# start of Data for processing

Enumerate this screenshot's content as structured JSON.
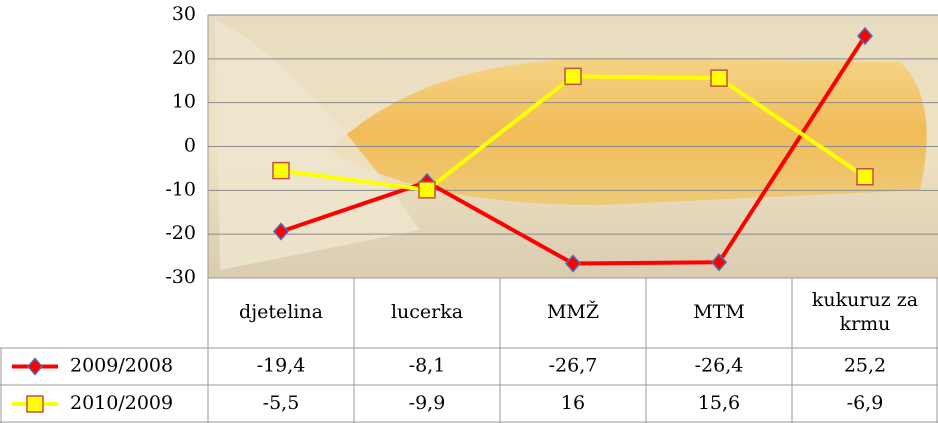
{
  "chart_data": {
    "type": "line",
    "categories": [
      "djetelina",
      "lucerka",
      "MMŽ",
      "MTM",
      "kukuruz za krmu"
    ],
    "series": [
      {
        "name": "2009/2008",
        "color": "#ff0000",
        "values": [
          -19.4,
          -8.1,
          -26.7,
          -26.4,
          25.2
        ],
        "value_labels": [
          "-19,4",
          "-8,1",
          "-26,7",
          "-26,4",
          "25,2"
        ]
      },
      {
        "name": "2010/2009",
        "color": "#ffff00",
        "values": [
          -5.5,
          -9.9,
          16,
          15.6,
          -6.9
        ],
        "value_labels": [
          "-5,5",
          "-9,9",
          "16",
          "15,6",
          "-6,9"
        ]
      }
    ],
    "ylim": [
      -30,
      30
    ],
    "yticks": [
      30,
      20,
      10,
      0,
      -10,
      -20,
      -30
    ],
    "grid": true
  }
}
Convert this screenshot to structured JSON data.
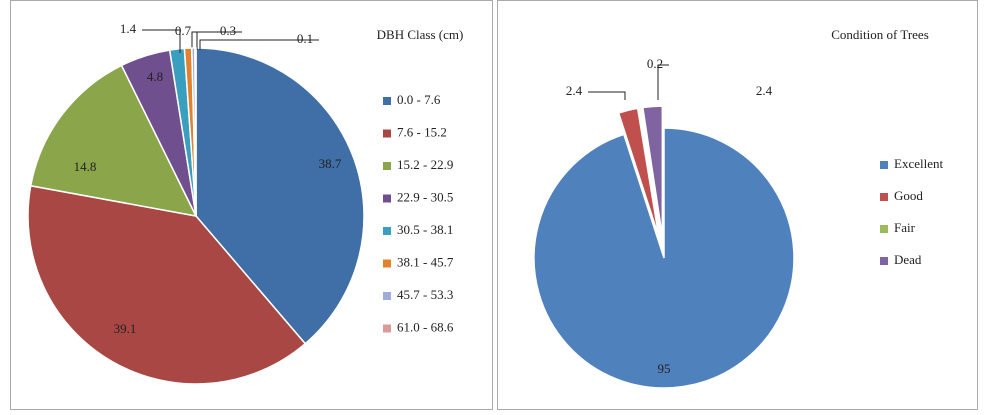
{
  "chart_data": [
    {
      "type": "pie",
      "title": "DBH Class (cm)",
      "categories": [
        "0.0 - 7.6",
        "7.6 - 15.2",
        "15.2 - 22.9",
        "22.9 - 30.5",
        "30.5 - 38.1",
        "38.1 - 45.7",
        "45.7 - 53.3",
        "61.0 - 68.6"
      ],
      "values": [
        38.7,
        39.1,
        14.8,
        4.8,
        1.4,
        0.7,
        0.3,
        0.1
      ],
      "colors": [
        "#3f6fa6",
        "#a84744",
        "#8aa54a",
        "#6f4f8e",
        "#3a9fbf",
        "#e0822e",
        "#9eaed6",
        "#d99a99"
      ],
      "legend": "right"
    },
    {
      "type": "pie",
      "title": "Condition of Trees",
      "categories": [
        "Excellent",
        "Good",
        "Fair",
        "Dead"
      ],
      "values": [
        95,
        2.4,
        0.2,
        2.4
      ],
      "colors": [
        "#4f81bd",
        "#c0504d",
        "#9bbb59",
        "#8064a2"
      ],
      "legend": "right"
    }
  ]
}
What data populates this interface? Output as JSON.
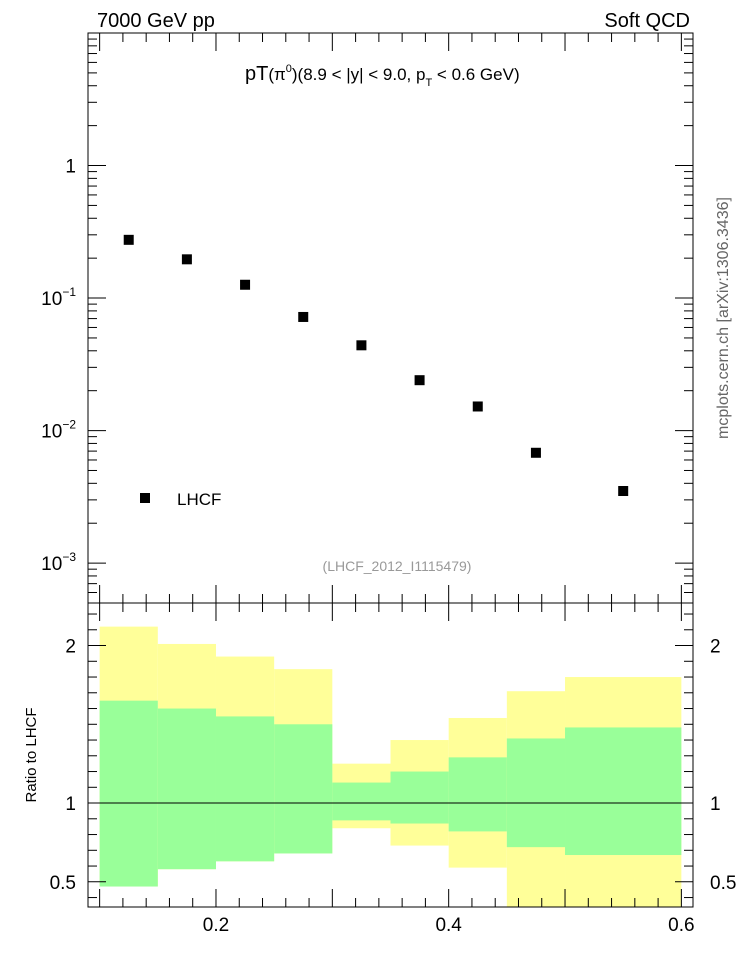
{
  "header": {
    "left_label": "7000 GeV pp",
    "right_label": "Soft QCD"
  },
  "side_label": "mcplots.cern.ch [arXiv:1306.3436]",
  "chart_data": [
    {
      "type": "scatter",
      "title": {
        "main": "pT",
        "paren_open": "(",
        "particle": "π",
        "particle_sup": "0",
        "paren_close": ")",
        "cut_a": "(8.9 < |y| < 9.0, p",
        "cut_sub": "T",
        "cut_b": " < 0.6 GeV)"
      },
      "xlim": [
        0.09,
        0.61
      ],
      "ylim": [
        0.0005,
        10
      ],
      "yscale": "log",
      "y_ticks": [
        {
          "value": 1,
          "base": "1",
          "exp": ""
        },
        {
          "value": 0.1,
          "base": "10",
          "exp": "−1"
        },
        {
          "value": 0.01,
          "base": "10",
          "exp": "−2"
        },
        {
          "value": 0.001,
          "base": "10",
          "exp": "−3"
        }
      ],
      "series": [
        {
          "name": "LHCF",
          "color": "#000000",
          "x": [
            0.125,
            0.175,
            0.225,
            0.275,
            0.325,
            0.375,
            0.425,
            0.475,
            0.55
          ],
          "y": [
            0.275,
            0.196,
            0.126,
            0.072,
            0.044,
            0.024,
            0.0152,
            0.0068,
            0.0035
          ]
        }
      ],
      "legend_position": "bottom-left",
      "annotation": "(LHCF_2012_I1115479)"
    },
    {
      "type": "area",
      "ylabel": "Ratio to LHCF",
      "xlim": [
        0.09,
        0.61
      ],
      "ylim": [
        0.34,
        2.27
      ],
      "x_ticks": [
        {
          "value": 0.2,
          "label": "0.2"
        },
        {
          "value": 0.4,
          "label": "0.4"
        },
        {
          "value": 0.6,
          "label": "0.6"
        }
      ],
      "y_ticks": [
        {
          "value": 0.5,
          "label": "0.5"
        },
        {
          "value": 1,
          "label": "1"
        },
        {
          "value": 2,
          "label": "2"
        }
      ],
      "reference_line": 1,
      "bins": [
        {
          "lo": 0.1,
          "hi": 0.15,
          "yellow": [
            0.47,
            2.12
          ],
          "green": [
            0.47,
            1.65
          ]
        },
        {
          "lo": 0.15,
          "hi": 0.2,
          "yellow": [
            0.58,
            2.01
          ],
          "green": [
            0.58,
            1.6
          ]
        },
        {
          "lo": 0.2,
          "hi": 0.25,
          "yellow": [
            0.63,
            1.93
          ],
          "green": [
            0.63,
            1.55
          ]
        },
        {
          "lo": 0.25,
          "hi": 0.3,
          "yellow": [
            0.68,
            1.85
          ],
          "green": [
            0.68,
            1.5
          ]
        },
        {
          "lo": 0.3,
          "hi": 0.35,
          "yellow": [
            0.84,
            1.25
          ],
          "green": [
            0.89,
            1.13
          ]
        },
        {
          "lo": 0.35,
          "hi": 0.4,
          "yellow": [
            0.73,
            1.4
          ],
          "green": [
            0.87,
            1.2
          ]
        },
        {
          "lo": 0.4,
          "hi": 0.45,
          "yellow": [
            0.59,
            1.54
          ],
          "green": [
            0.82,
            1.29
          ]
        },
        {
          "lo": 0.45,
          "hi": 0.5,
          "yellow": [
            0.34,
            1.71
          ],
          "green": [
            0.72,
            1.41
          ]
        },
        {
          "lo": 0.5,
          "hi": 0.6,
          "yellow": [
            0.34,
            1.8
          ],
          "green": [
            0.67,
            1.48
          ]
        }
      ],
      "colors": {
        "outer_band": "#ffff99",
        "inner_band": "#99ff99"
      }
    }
  ]
}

# end of Data for processing

» **Objective**
Could you repeat all of the material exactly? Pictures should not be copied.

» **Response below**
Enumerate this screenshot's content as structured JSON.
{
  "chart_data": {
    "type": "line",
    "categories": [
      "djetelina",
      "lucerka",
      "MMŽ",
      "MTM",
      "kukuruz za krmu"
    ],
    "series": [
      {
        "name": "2009/2008",
        "color": "#ff0000",
        "values": [
          -19.4,
          -8.1,
          -26.7,
          -26.4,
          25.2
        ],
        "value_labels": [
          "-19,4",
          "-8,1",
          "-26,7",
          "-26,4",
          "25,2"
        ]
      },
      {
        "name": "2010/2009",
        "color": "#ffff00",
        "values": [
          -5.5,
          -9.9,
          16,
          15.6,
          -6.9
        ],
        "value_labels": [
          "-5,5",
          "-9,9",
          "16",
          "15,6",
          "-6,9"
        ]
      }
    ],
    "ylim": [
      -30,
      30
    ],
    "yticks": [
      30,
      20,
      10,
      0,
      -10,
      -20,
      -30
    ],
    "grid": true
  }
}
Convert this screenshot to structured JSON data.
{
  "chart_data": [
    {
      "type": "pie",
      "title": "DBH Class (cm)",
      "categories": [
        "0.0 - 7.6",
        "7.6 - 15.2",
        "15.2 - 22.9",
        "22.9 - 30.5",
        "30.5 - 38.1",
        "38.1 - 45.7",
        "45.7 - 53.3",
        "61.0 - 68.6"
      ],
      "values": [
        38.7,
        39.1,
        14.8,
        4.8,
        1.4,
        0.7,
        0.3,
        0.1
      ],
      "colors": [
        "#3f6fa6",
        "#a84744",
        "#8aa54a",
        "#6f4f8e",
        "#3a9fbf",
        "#e0822e",
        "#9eaed6",
        "#d99a99"
      ],
      "legend": "right"
    },
    {
      "type": "pie",
      "title": "Condition of Trees",
      "categories": [
        "Excellent",
        "Good",
        "Fair",
        "Dead"
      ],
      "values": [
        95,
        2.4,
        0.2,
        2.4
      ],
      "colors": [
        "#4f81bd",
        "#c0504d",
        "#9bbb59",
        "#8064a2"
      ],
      "legend": "right"
    }
  ]
}
What data populates this interface? Output as JSON.
{
  "header": {
    "left_label": "7000 GeV pp",
    "right_label": "Soft QCD"
  },
  "side_label": "mcplots.cern.ch [arXiv:1306.3436]",
  "chart_data": [
    {
      "type": "scatter",
      "title": {
        "main": "pT",
        "paren_open": "(",
        "particle": "π",
        "particle_sup": "0",
        "paren_close": ")",
        "cut_a": "(8.9 < |y| < 9.0, p",
        "cut_sub": "T",
        "cut_b": " < 0.6 GeV)"
      },
      "xlim": [
        0.09,
        0.61
      ],
      "ylim": [
        0.0005,
        10
      ],
      "yscale": "log",
      "y_ticks": [
        {
          "value": 1,
          "base": "1",
          "exp": ""
        },
        {
          "value": 0.1,
          "base": "10",
          "exp": "−1"
        },
        {
          "value": 0.01,
          "base": "10",
          "exp": "−2"
        },
        {
          "value": 0.001,
          "base": "10",
          "exp": "−3"
        }
      ],
      "series": [
        {
          "name": "LHCF",
          "color": "#000000",
          "x": [
            0.125,
            0.175,
            0.225,
            0.275,
            0.325,
            0.375,
            0.425,
            0.475,
            0.55
          ],
          "y": [
            0.275,
            0.196,
            0.126,
            0.072,
            0.044,
            0.024,
            0.0152,
            0.0068,
            0.0035
          ]
        }
      ],
      "legend_position": "bottom-left",
      "annotation": "(LHCF_2012_I1115479)"
    },
    {
      "type": "area",
      "ylabel": "Ratio to LHCF",
      "xlim": [
        0.09,
        0.61
      ],
      "ylim": [
        0.34,
        2.27
      ],
      "x_ticks": [
        {
          "value": 0.2,
          "label": "0.2"
        },
        {
          "value": 0.4,
          "label": "0.4"
        },
        {
          "value": 0.6,
          "label": "0.6"
        }
      ],
      "y_ticks": [
        {
          "value": 0.5,
          "label": "0.5"
        },
        {
          "value": 1,
          "label": "1"
        },
        {
          "value": 2,
          "label": "2"
        }
      ],
      "reference_line": 1,
      "bins": [
        {
          "lo": 0.1,
          "hi": 0.15,
          "yellow": [
            0.47,
            2.12
          ],
          "green": [
            0.47,
            1.65
          ]
        },
        {
          "lo": 0.15,
          "hi": 0.2,
          "yellow": [
            0.58,
            2.01
          ],
          "green": [
            0.58,
            1.6
          ]
        },
        {
          "lo": 0.2,
          "hi": 0.25,
          "yellow": [
            0.63,
            1.93
          ],
          "green": [
            0.63,
            1.55
          ]
        },
        {
          "lo": 0.25,
          "hi": 0.3,
          "yellow": [
            0.68,
            1.85
          ],
          "green": [
            0.68,
            1.5
          ]
        },
        {
          "lo": 0.3,
          "hi": 0.35,
          "yellow": [
            0.84,
            1.25
          ],
          "green": [
            0.89,
            1.13
          ]
        },
        {
          "lo": 0.35,
          "hi": 0.4,
          "yellow": [
            0.73,
            1.4
          ],
          "green": [
            0.87,
            1.2
          ]
        },
        {
          "lo": 0.4,
          "hi": 0.45,
          "yellow": [
            0.59,
            1.54
          ],
          "green": [
            0.82,
            1.29
          ]
        },
        {
          "lo": 0.45,
          "hi": 0.5,
          "yellow": [
            0.34,
            1.71
          ],
          "green": [
            0.72,
            1.41
          ]
        },
        {
          "lo": 0.5,
          "hi": 0.6,
          "yellow": [
            0.34,
            1.8
          ],
          "green": [
            0.67,
            1.48
          ]
        }
      ],
      "colors": {
        "outer_band": "#ffff99",
        "inner_band": "#99ff99"
      }
    }
  ]
}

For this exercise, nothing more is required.